PROBLEM TO WORK ON: Repeat the records below exactly, leaving out any pictures.

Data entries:
--------------------

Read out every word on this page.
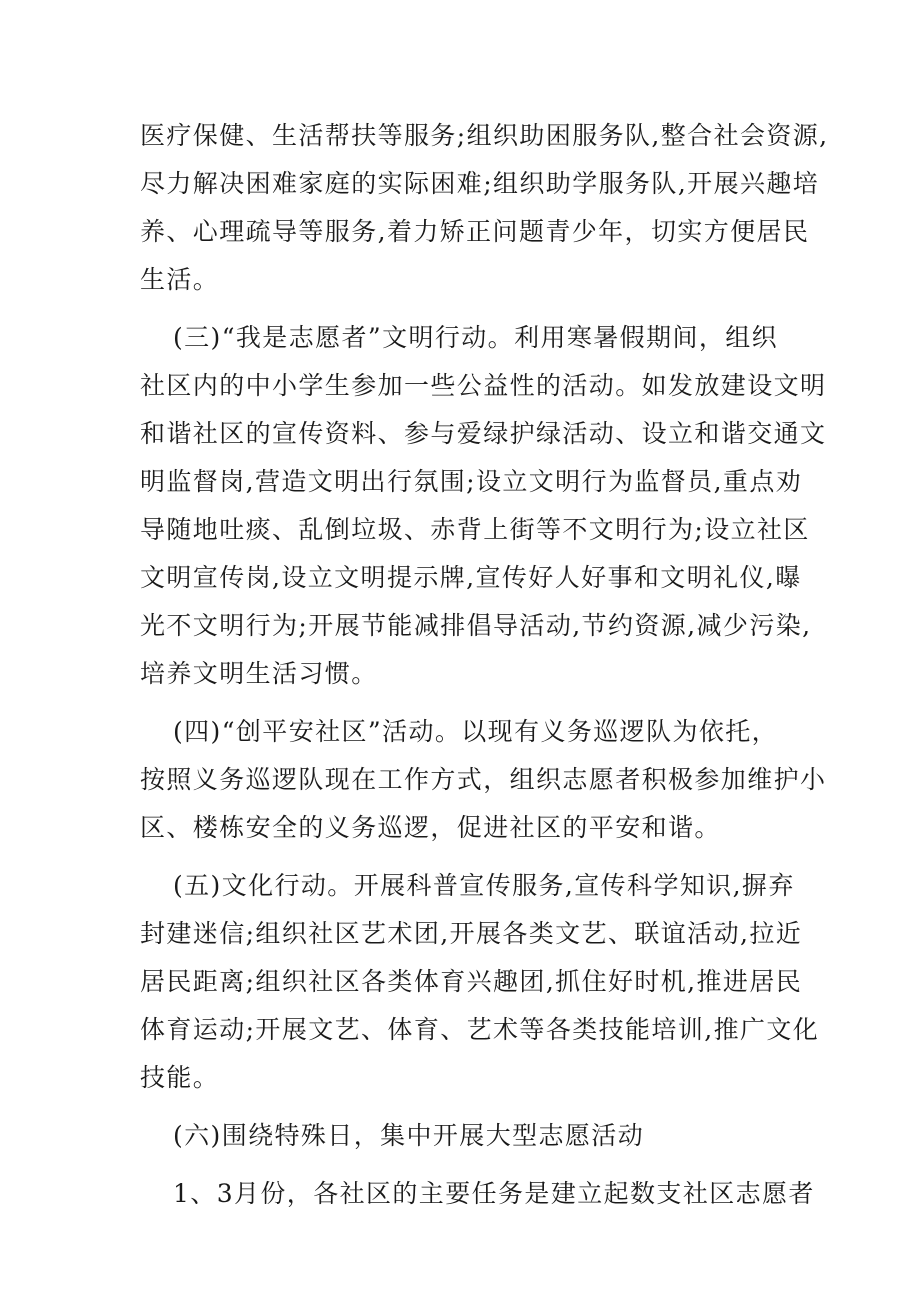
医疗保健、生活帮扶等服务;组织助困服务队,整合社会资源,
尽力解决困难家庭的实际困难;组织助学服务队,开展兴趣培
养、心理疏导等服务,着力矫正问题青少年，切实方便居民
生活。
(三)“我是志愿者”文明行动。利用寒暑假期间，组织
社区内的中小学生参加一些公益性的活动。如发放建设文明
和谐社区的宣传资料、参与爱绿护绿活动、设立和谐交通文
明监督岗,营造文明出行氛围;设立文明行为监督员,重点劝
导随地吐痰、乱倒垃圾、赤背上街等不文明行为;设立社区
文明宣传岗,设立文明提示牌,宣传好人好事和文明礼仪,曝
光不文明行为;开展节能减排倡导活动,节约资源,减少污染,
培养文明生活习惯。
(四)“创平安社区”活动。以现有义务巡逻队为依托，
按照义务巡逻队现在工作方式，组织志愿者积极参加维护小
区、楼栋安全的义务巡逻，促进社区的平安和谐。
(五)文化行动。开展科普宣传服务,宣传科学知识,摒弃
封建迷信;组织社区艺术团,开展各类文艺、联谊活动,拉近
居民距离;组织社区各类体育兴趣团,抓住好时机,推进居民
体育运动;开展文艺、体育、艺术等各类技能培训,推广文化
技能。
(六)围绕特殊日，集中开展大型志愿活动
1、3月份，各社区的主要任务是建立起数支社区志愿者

--------------------

TASK RESULT:
Read out every word on this page.
医疗保健、生活帮扶等服务;组织助困服务队,整合社会资源,
尽力解决困难家庭的实际困难;组织助学服务队,开展兴趣培
养、心理疏导等服务,着力矫正问题青少年，切实方便居民
生活。
(三)“我是志愿者”文明行动。利用寒暑假期间，组织
社区内的中小学生参加一些公益性的活动。如发放建设文明
和谐社区的宣传资料、参与爱绿护绿活动、设立和谐交通文
明监督岗,营造文明出行氛围;设立文明行为监督员,重点劝
导随地吐痰、乱倒垃圾、赤背上街等不文明行为;设立社区
文明宣传岗,设立文明提示牌,宣传好人好事和文明礼仪,曝
光不文明行为;开展节能减排倡导活动,节约资源,减少污染,
培养文明生活习惯。
(四)“创平安社区”活动。以现有义务巡逻队为依托，
按照义务巡逻队现在工作方式，组织志愿者积极参加维护小
区、楼栋安全的义务巡逻，促进社区的平安和谐。
(五)文化行动。开展科普宣传服务,宣传科学知识,摒弃
封建迷信;组织社区艺术团,开展各类文艺、联谊活动,拉近
居民距离;组织社区各类体育兴趣团,抓住好时机,推进居民
体育运动;开展文艺、体育、艺术等各类技能培训,推广文化
技能。
(六)围绕特殊日，集中开展大型志愿活动
1、3月份，各社区的主要任务是建立起数支社区志愿者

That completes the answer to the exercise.